-- PROBLEM DESCRIPTION --
Print the entries below word for word; the pictures stay out of your copy.

Records
####################

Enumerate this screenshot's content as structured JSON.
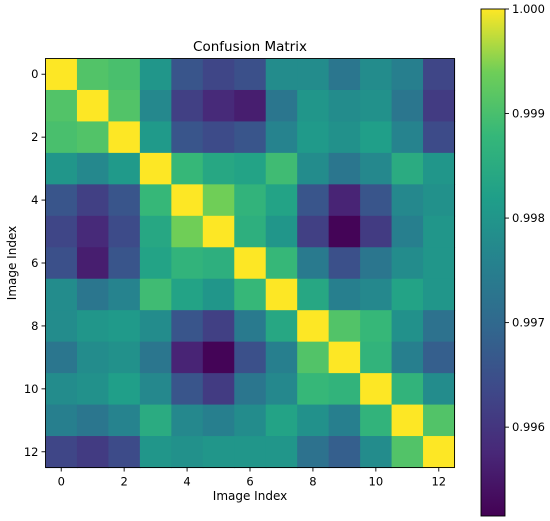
{
  "chart_data": {
    "type": "heatmap",
    "title": "Confusion Matrix",
    "xlabel": "Image Index",
    "ylabel": "Image Index",
    "x_ticks": [
      "0",
      "2",
      "4",
      "6",
      "8",
      "10",
      "12"
    ],
    "y_ticks": [
      "0",
      "2",
      "4",
      "6",
      "8",
      "10",
      "12"
    ],
    "colormap": "viridis",
    "colorbar": {
      "range": [
        0.99515,
        1.0
      ],
      "ticks": [
        0.996,
        0.997,
        0.998,
        0.999,
        1.0
      ],
      "tick_labels": [
        "0.996",
        "0.997",
        "0.998",
        "0.999",
        "1.000"
      ]
    },
    "matrix": [
      [
        1.0,
        0.9991,
        0.999,
        0.998,
        0.9966,
        0.9963,
        0.9965,
        0.9978,
        0.9978,
        0.9973,
        0.9978,
        0.9975,
        0.9963
      ],
      [
        0.9991,
        1.0,
        0.9991,
        0.9977,
        0.9962,
        0.9958,
        0.9956,
        0.9973,
        0.998,
        0.9978,
        0.9979,
        0.9973,
        0.9961
      ],
      [
        0.999,
        0.9991,
        1.0,
        0.9981,
        0.9966,
        0.9964,
        0.9966,
        0.9976,
        0.9981,
        0.9979,
        0.9982,
        0.9976,
        0.9964
      ],
      [
        0.998,
        0.9977,
        0.9981,
        1.0,
        0.9988,
        0.9984,
        0.9983,
        0.9989,
        0.9978,
        0.9973,
        0.9977,
        0.9985,
        0.998
      ],
      [
        0.9966,
        0.9962,
        0.9966,
        0.9988,
        1.0,
        0.9994,
        0.9987,
        0.9983,
        0.9966,
        0.9957,
        0.9966,
        0.9977,
        0.9979
      ],
      [
        0.9963,
        0.9958,
        0.9964,
        0.9984,
        0.9994,
        1.0,
        0.9986,
        0.998,
        0.9962,
        0.9952,
        0.9961,
        0.9975,
        0.998
      ],
      [
        0.9965,
        0.9956,
        0.9966,
        0.9983,
        0.9987,
        0.9986,
        1.0,
        0.9988,
        0.9974,
        0.9965,
        0.9973,
        0.9978,
        0.998
      ],
      [
        0.9978,
        0.9973,
        0.9976,
        0.9989,
        0.9983,
        0.998,
        0.9988,
        1.0,
        0.9984,
        0.9975,
        0.9977,
        0.9983,
        0.998
      ],
      [
        0.9978,
        0.998,
        0.9981,
        0.9978,
        0.9966,
        0.9962,
        0.9974,
        0.9984,
        1.0,
        0.9991,
        0.9988,
        0.9979,
        0.9972
      ],
      [
        0.9973,
        0.9978,
        0.9979,
        0.9973,
        0.9957,
        0.9952,
        0.9965,
        0.9975,
        0.9991,
        1.0,
        0.9987,
        0.9975,
        0.9968
      ],
      [
        0.9978,
        0.9979,
        0.9982,
        0.9977,
        0.9966,
        0.9961,
        0.9973,
        0.9977,
        0.9988,
        0.9987,
        1.0,
        0.9987,
        0.9978
      ],
      [
        0.9975,
        0.9973,
        0.9976,
        0.9985,
        0.9977,
        0.9975,
        0.9978,
        0.9983,
        0.9979,
        0.9975,
        0.9987,
        1.0,
        0.9991
      ],
      [
        0.9963,
        0.9961,
        0.9964,
        0.998,
        0.9979,
        0.998,
        0.998,
        0.998,
        0.9972,
        0.9968,
        0.9978,
        0.9991,
        1.0
      ]
    ]
  }
}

####################

-- OUTPUT FOR THIS TASK --
Enumerate this screenshot's content as structured JSON.
{
  "chart_data": {
    "type": "heatmap",
    "title": "Confusion Matrix",
    "xlabel": "Image Index",
    "ylabel": "Image Index",
    "x_ticks": [
      "0",
      "2",
      "4",
      "6",
      "8",
      "10",
      "12"
    ],
    "y_ticks": [
      "0",
      "2",
      "4",
      "6",
      "8",
      "10",
      "12"
    ],
    "colormap": "viridis",
    "colorbar": {
      "range": [
        0.99515,
        1.0
      ],
      "ticks": [
        0.996,
        0.997,
        0.998,
        0.999,
        1.0
      ],
      "tick_labels": [
        "0.996",
        "0.997",
        "0.998",
        "0.999",
        "1.000"
      ]
    },
    "matrix": [
      [
        1.0,
        0.9991,
        0.999,
        0.998,
        0.9966,
        0.9963,
        0.9965,
        0.9978,
        0.9978,
        0.9973,
        0.9978,
        0.9975,
        0.9963
      ],
      [
        0.9991,
        1.0,
        0.9991,
        0.9977,
        0.9962,
        0.9958,
        0.9956,
        0.9973,
        0.998,
        0.9978,
        0.9979,
        0.9973,
        0.9961
      ],
      [
        0.999,
        0.9991,
        1.0,
        0.9981,
        0.9966,
        0.9964,
        0.9966,
        0.9976,
        0.9981,
        0.9979,
        0.9982,
        0.9976,
        0.9964
      ],
      [
        0.998,
        0.9977,
        0.9981,
        1.0,
        0.9988,
        0.9984,
        0.9983,
        0.9989,
        0.9978,
        0.9973,
        0.9977,
        0.9985,
        0.998
      ],
      [
        0.9966,
        0.9962,
        0.9966,
        0.9988,
        1.0,
        0.9994,
        0.9987,
        0.9983,
        0.9966,
        0.9957,
        0.9966,
        0.9977,
        0.9979
      ],
      [
        0.9963,
        0.9958,
        0.9964,
        0.9984,
        0.9994,
        1.0,
        0.9986,
        0.998,
        0.9962,
        0.9952,
        0.9961,
        0.9975,
        0.998
      ],
      [
        0.9965,
        0.9956,
        0.9966,
        0.9983,
        0.9987,
        0.9986,
        1.0,
        0.9988,
        0.9974,
        0.9965,
        0.9973,
        0.9978,
        0.998
      ],
      [
        0.9978,
        0.9973,
        0.9976,
        0.9989,
        0.9983,
        0.998,
        0.9988,
        1.0,
        0.9984,
        0.9975,
        0.9977,
        0.9983,
        0.998
      ],
      [
        0.9978,
        0.998,
        0.9981,
        0.9978,
        0.9966,
        0.9962,
        0.9974,
        0.9984,
        1.0,
        0.9991,
        0.9988,
        0.9979,
        0.9972
      ],
      [
        0.9973,
        0.9978,
        0.9979,
        0.9973,
        0.9957,
        0.9952,
        0.9965,
        0.9975,
        0.9991,
        1.0,
        0.9987,
        0.9975,
        0.9968
      ],
      [
        0.9978,
        0.9979,
        0.9982,
        0.9977,
        0.9966,
        0.9961,
        0.9973,
        0.9977,
        0.9988,
        0.9987,
        1.0,
        0.9987,
        0.9978
      ],
      [
        0.9975,
        0.9973,
        0.9976,
        0.9985,
        0.9977,
        0.9975,
        0.9978,
        0.9983,
        0.9979,
        0.9975,
        0.9987,
        1.0,
        0.9991
      ],
      [
        0.9963,
        0.9961,
        0.9964,
        0.998,
        0.9979,
        0.998,
        0.998,
        0.998,
        0.9972,
        0.9968,
        0.9978,
        0.9991,
        1.0
      ]
    ]
  }
}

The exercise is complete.